Dataset extract:
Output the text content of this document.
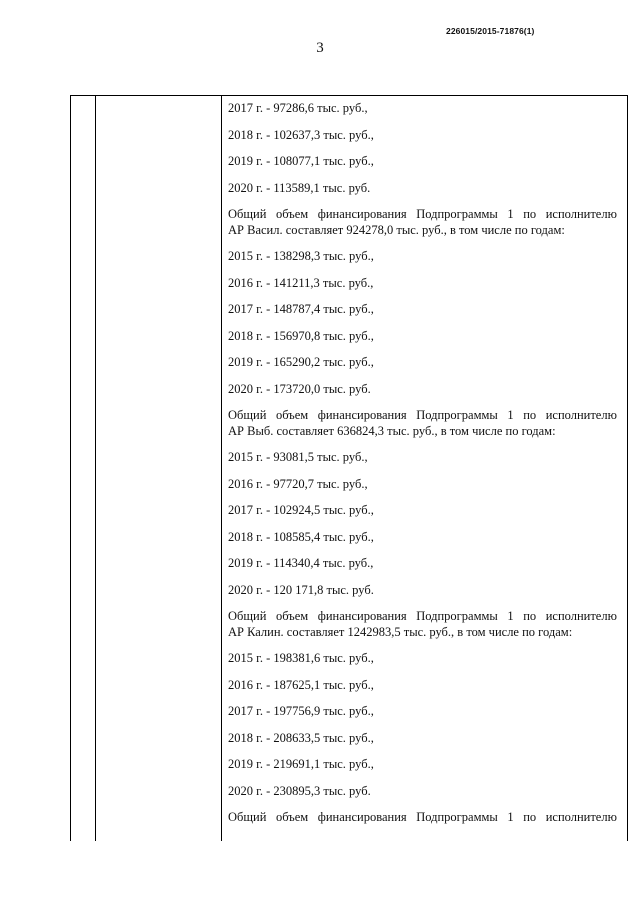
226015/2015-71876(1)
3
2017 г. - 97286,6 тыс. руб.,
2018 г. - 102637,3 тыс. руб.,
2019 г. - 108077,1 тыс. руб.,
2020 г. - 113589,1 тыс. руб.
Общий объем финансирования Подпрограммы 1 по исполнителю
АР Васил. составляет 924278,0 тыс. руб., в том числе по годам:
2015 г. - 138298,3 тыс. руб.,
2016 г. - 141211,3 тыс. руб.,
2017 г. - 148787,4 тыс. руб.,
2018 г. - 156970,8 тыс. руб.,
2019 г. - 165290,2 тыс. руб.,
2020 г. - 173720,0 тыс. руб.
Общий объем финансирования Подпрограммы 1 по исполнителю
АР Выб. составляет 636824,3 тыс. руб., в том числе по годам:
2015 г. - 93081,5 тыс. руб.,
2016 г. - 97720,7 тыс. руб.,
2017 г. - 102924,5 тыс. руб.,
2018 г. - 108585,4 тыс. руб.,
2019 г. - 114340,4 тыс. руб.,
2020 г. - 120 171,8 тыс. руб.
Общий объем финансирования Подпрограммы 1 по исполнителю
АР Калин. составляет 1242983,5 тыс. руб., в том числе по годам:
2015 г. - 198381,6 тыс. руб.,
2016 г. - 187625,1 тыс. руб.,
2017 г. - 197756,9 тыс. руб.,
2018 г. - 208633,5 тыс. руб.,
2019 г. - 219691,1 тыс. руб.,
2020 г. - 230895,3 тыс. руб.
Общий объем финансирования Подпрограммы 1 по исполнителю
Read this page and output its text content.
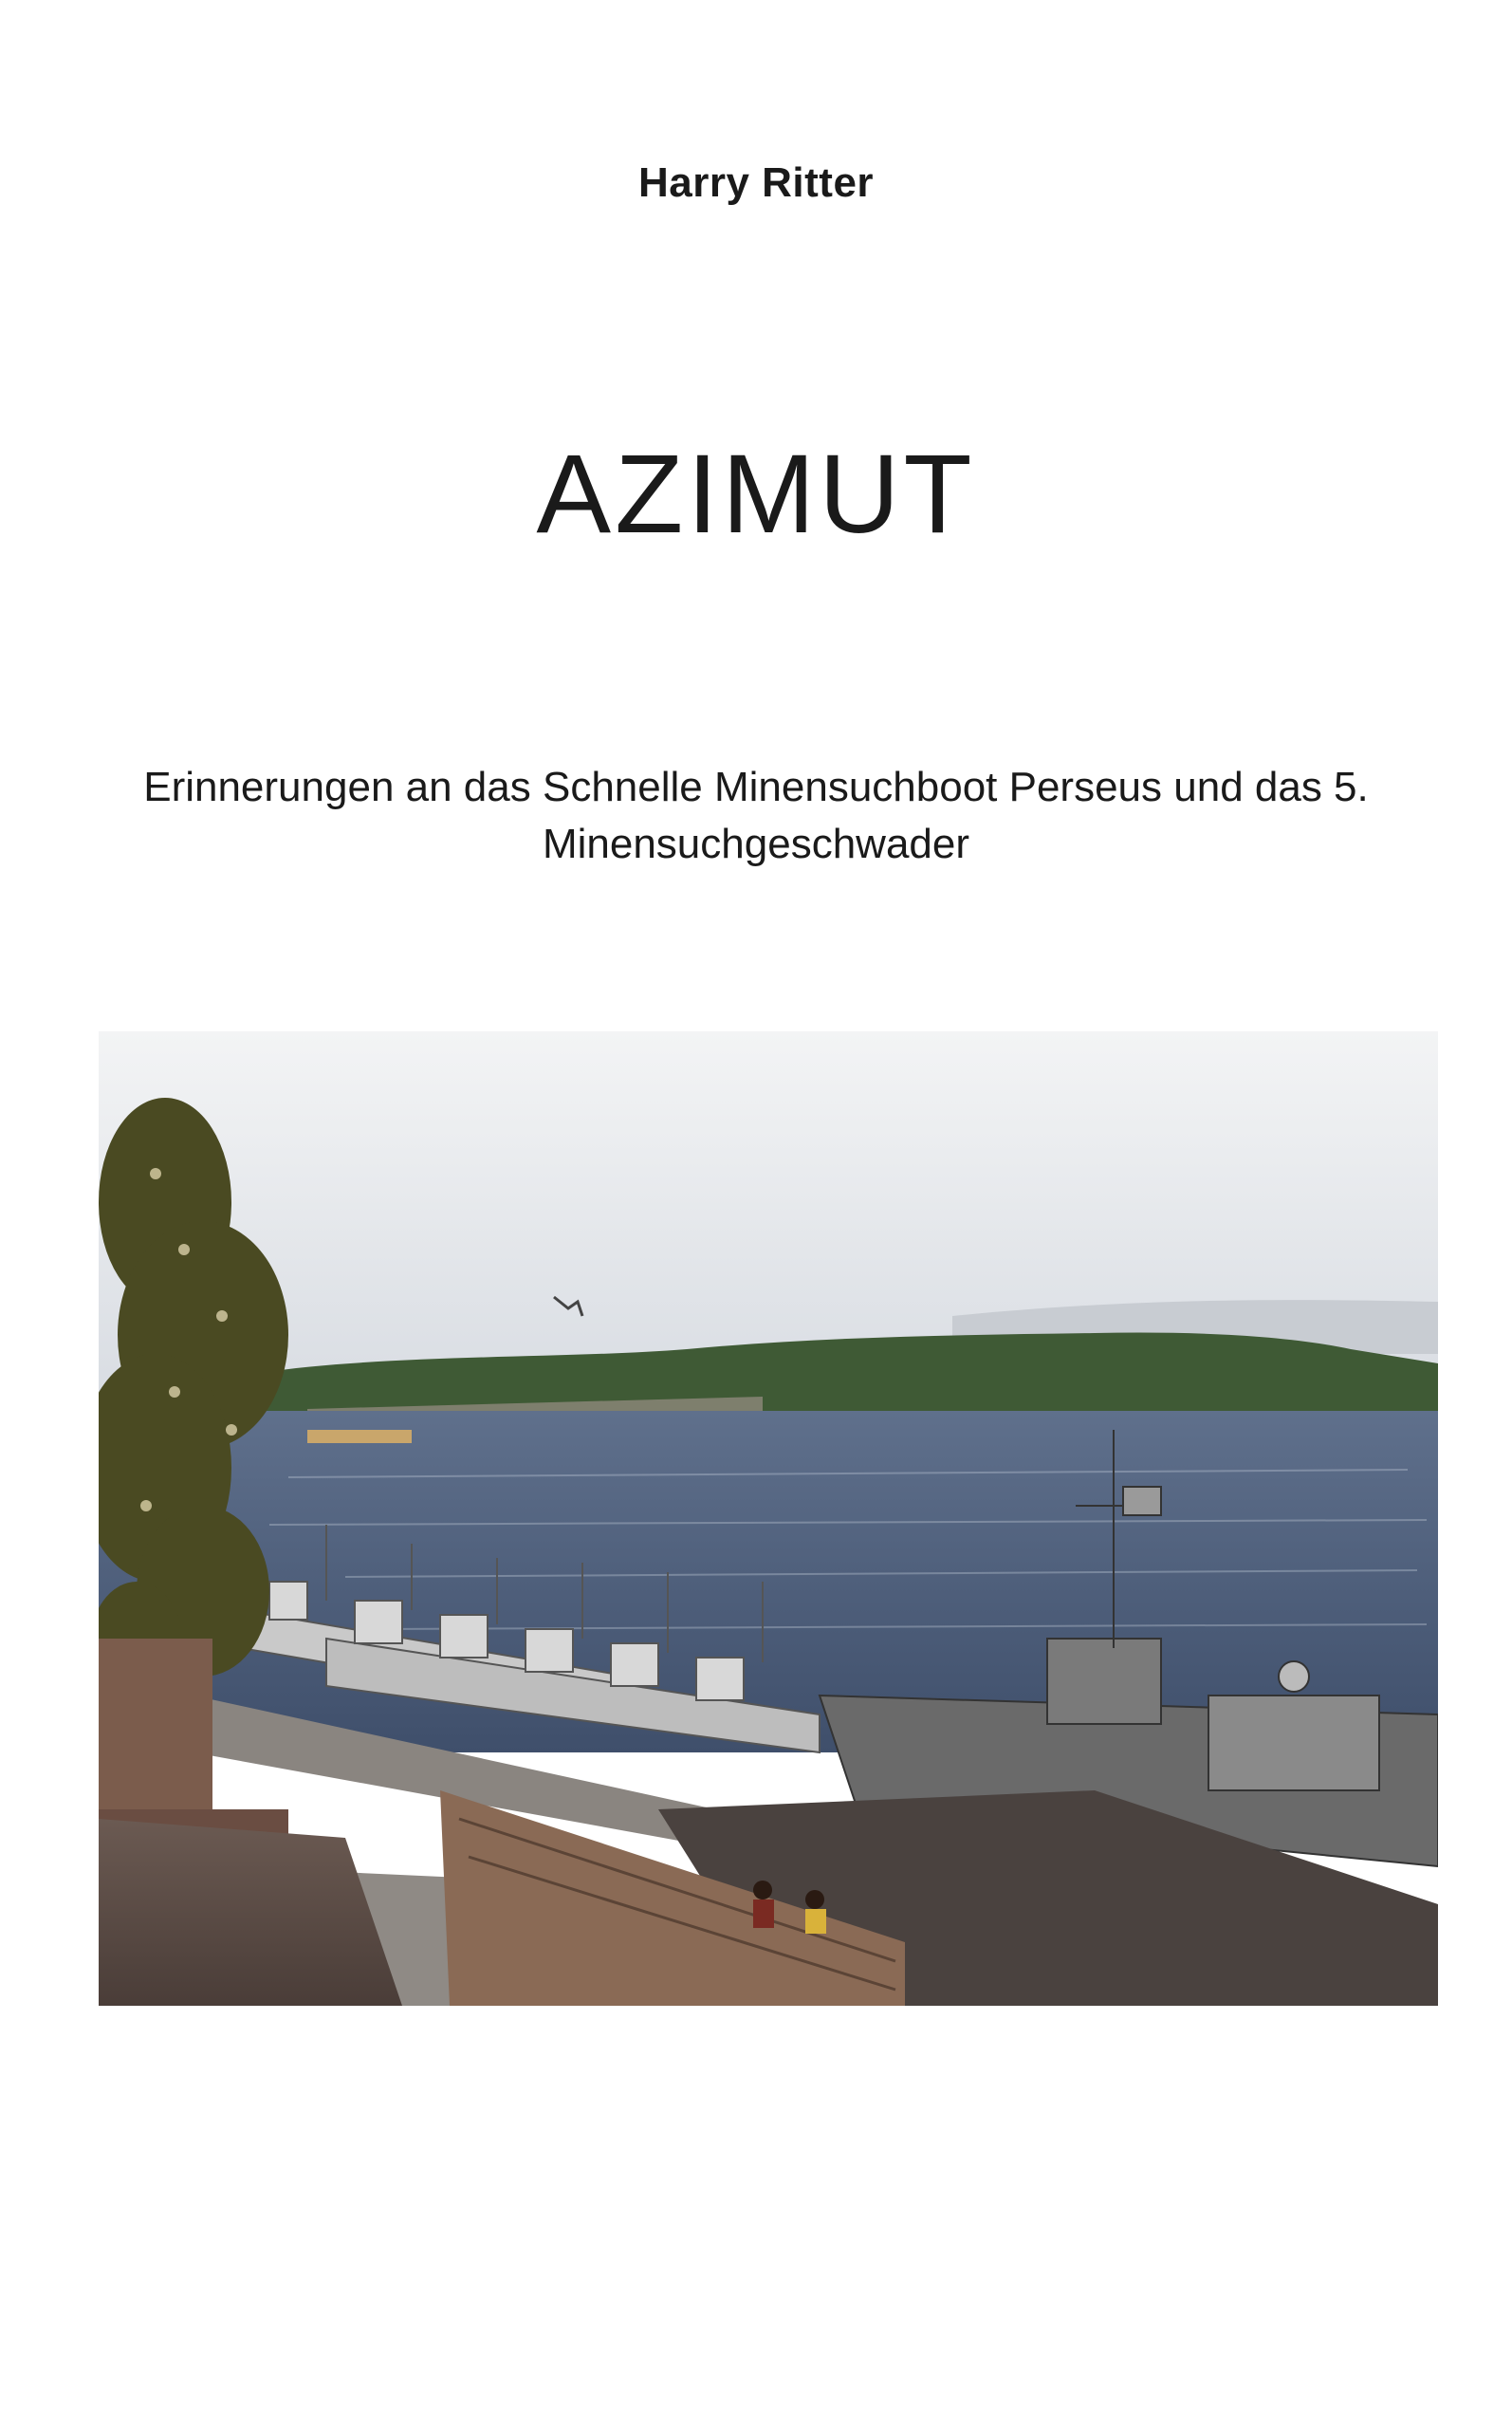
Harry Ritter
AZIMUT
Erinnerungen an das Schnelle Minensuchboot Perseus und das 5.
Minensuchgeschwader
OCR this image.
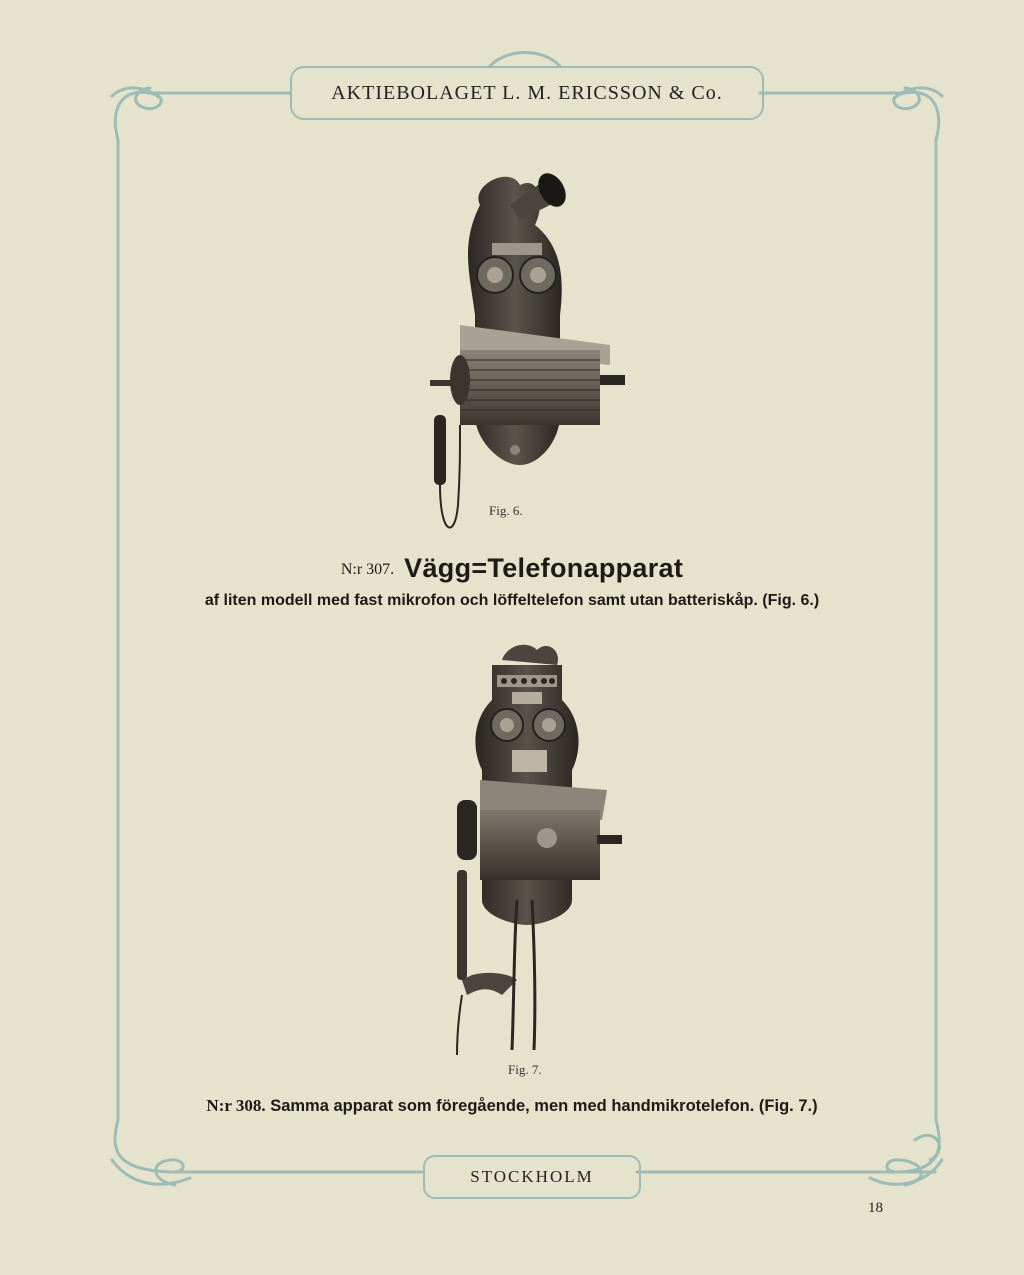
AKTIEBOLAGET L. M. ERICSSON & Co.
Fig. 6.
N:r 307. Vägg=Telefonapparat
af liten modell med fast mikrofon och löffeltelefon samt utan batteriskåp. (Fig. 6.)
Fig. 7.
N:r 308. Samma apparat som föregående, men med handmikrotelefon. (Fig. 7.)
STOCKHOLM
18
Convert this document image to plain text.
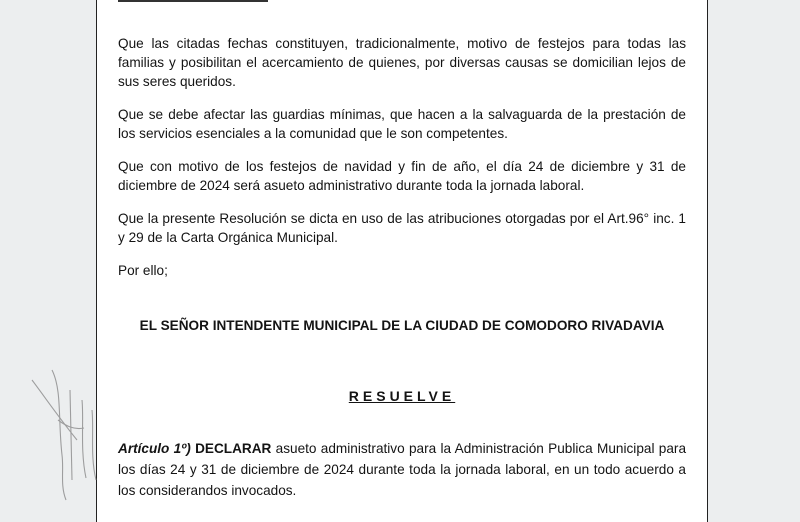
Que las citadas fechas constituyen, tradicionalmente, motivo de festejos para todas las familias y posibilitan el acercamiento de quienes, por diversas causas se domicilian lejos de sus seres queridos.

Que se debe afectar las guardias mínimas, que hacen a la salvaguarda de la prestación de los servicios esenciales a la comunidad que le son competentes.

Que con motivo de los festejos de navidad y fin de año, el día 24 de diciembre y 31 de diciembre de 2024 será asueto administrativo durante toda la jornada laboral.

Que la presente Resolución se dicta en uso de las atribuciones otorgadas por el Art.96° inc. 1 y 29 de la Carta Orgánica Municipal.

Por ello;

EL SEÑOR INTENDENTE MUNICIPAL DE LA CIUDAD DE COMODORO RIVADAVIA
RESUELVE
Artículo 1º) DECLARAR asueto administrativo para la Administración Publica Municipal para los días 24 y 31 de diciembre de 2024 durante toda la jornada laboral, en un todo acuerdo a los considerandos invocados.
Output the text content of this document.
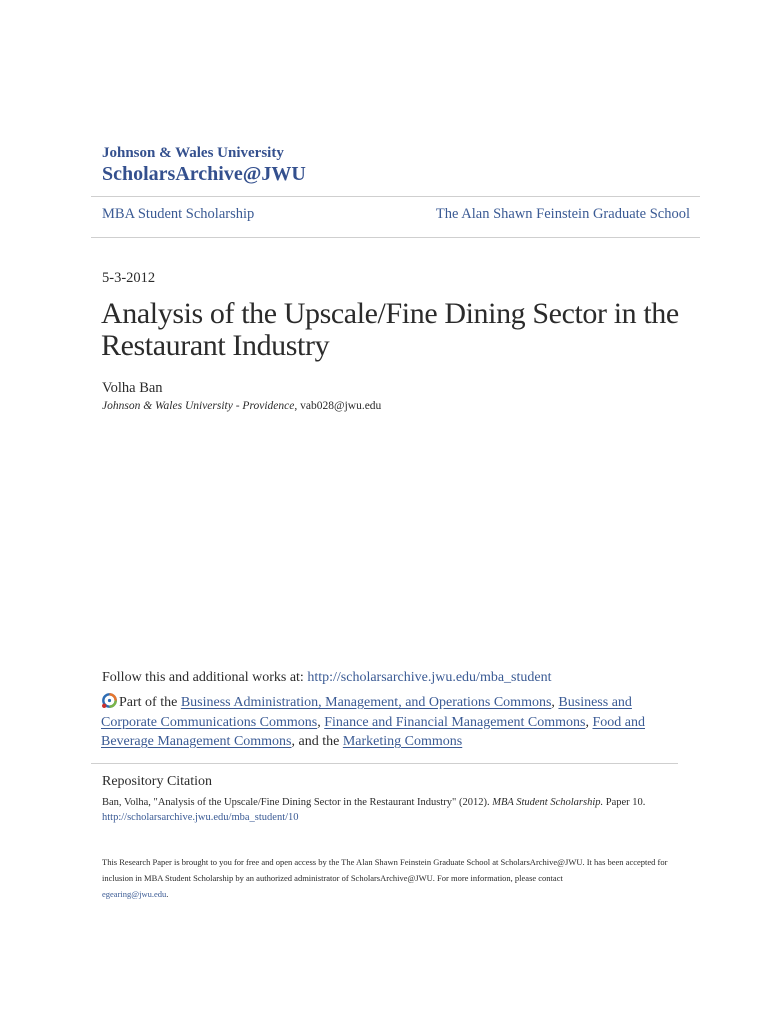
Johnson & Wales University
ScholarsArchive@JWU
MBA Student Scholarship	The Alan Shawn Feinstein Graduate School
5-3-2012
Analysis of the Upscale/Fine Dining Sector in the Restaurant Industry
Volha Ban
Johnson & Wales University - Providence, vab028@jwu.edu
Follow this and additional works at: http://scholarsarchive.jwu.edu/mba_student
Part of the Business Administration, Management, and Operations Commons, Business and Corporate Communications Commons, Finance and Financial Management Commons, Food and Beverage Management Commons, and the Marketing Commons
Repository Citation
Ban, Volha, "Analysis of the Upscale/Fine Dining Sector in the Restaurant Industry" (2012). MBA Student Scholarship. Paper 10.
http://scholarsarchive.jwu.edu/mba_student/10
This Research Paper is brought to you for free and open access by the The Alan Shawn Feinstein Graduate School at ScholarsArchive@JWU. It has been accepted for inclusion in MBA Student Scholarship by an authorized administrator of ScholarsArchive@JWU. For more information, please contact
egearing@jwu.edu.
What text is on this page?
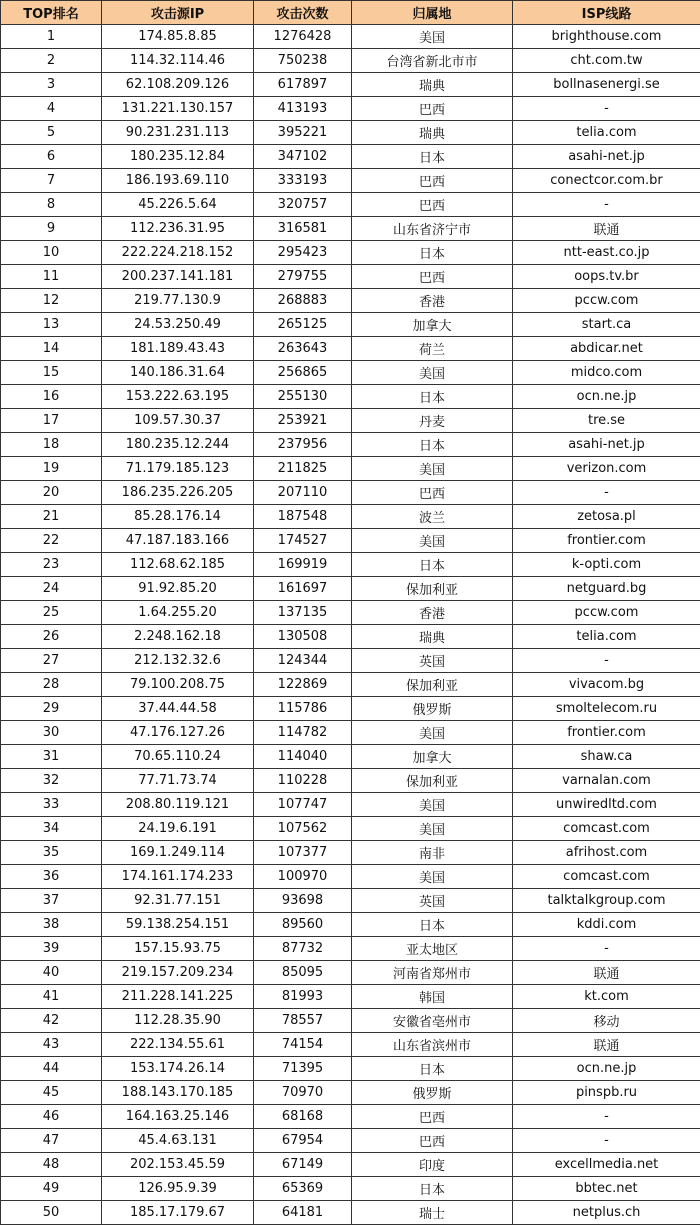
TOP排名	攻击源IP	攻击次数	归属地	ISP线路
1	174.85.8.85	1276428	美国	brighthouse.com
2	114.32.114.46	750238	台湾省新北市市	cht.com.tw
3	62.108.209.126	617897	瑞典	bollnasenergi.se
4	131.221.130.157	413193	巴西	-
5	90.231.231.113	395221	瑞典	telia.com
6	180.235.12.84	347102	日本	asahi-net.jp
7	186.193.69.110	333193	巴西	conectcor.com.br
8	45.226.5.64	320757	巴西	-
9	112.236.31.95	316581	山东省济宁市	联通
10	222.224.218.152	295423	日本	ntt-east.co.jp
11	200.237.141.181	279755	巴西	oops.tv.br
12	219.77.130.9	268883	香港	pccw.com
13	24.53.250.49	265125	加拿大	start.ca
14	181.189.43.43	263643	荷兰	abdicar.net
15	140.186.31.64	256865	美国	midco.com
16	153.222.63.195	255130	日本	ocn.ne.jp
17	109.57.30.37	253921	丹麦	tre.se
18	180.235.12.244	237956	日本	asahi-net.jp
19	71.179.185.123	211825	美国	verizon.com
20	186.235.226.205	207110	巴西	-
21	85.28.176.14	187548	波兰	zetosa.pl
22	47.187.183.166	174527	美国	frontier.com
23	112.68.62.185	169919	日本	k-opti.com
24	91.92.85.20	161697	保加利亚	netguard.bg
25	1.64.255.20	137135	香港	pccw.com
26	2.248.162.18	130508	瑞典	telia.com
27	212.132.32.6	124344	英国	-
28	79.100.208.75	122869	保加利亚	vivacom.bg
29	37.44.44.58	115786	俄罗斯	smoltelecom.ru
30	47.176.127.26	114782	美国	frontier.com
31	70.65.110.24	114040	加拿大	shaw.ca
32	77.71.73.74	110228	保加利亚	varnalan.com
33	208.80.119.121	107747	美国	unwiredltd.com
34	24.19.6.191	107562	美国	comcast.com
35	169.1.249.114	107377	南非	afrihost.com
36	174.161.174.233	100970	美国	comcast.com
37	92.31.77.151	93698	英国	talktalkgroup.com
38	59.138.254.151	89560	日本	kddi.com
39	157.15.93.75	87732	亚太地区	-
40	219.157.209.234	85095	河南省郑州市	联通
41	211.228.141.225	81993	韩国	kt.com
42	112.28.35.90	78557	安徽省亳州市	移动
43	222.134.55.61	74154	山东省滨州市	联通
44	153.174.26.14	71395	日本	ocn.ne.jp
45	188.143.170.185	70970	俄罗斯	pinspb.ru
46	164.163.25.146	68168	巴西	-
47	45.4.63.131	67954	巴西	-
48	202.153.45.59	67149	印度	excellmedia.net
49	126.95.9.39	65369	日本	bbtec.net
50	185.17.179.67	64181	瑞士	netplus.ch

Stated problem:
Take every line from the data above that holds "составляет" and copy it out.

Full answer:
АР Васил. составляет 924278,0 тыс. руб., в том числе по годам:
АР Выб. составляет 636824,3 тыс. руб., в том числе по годам:
АР Калин. составляет 1242983,5 тыс. руб., в том числе по годам:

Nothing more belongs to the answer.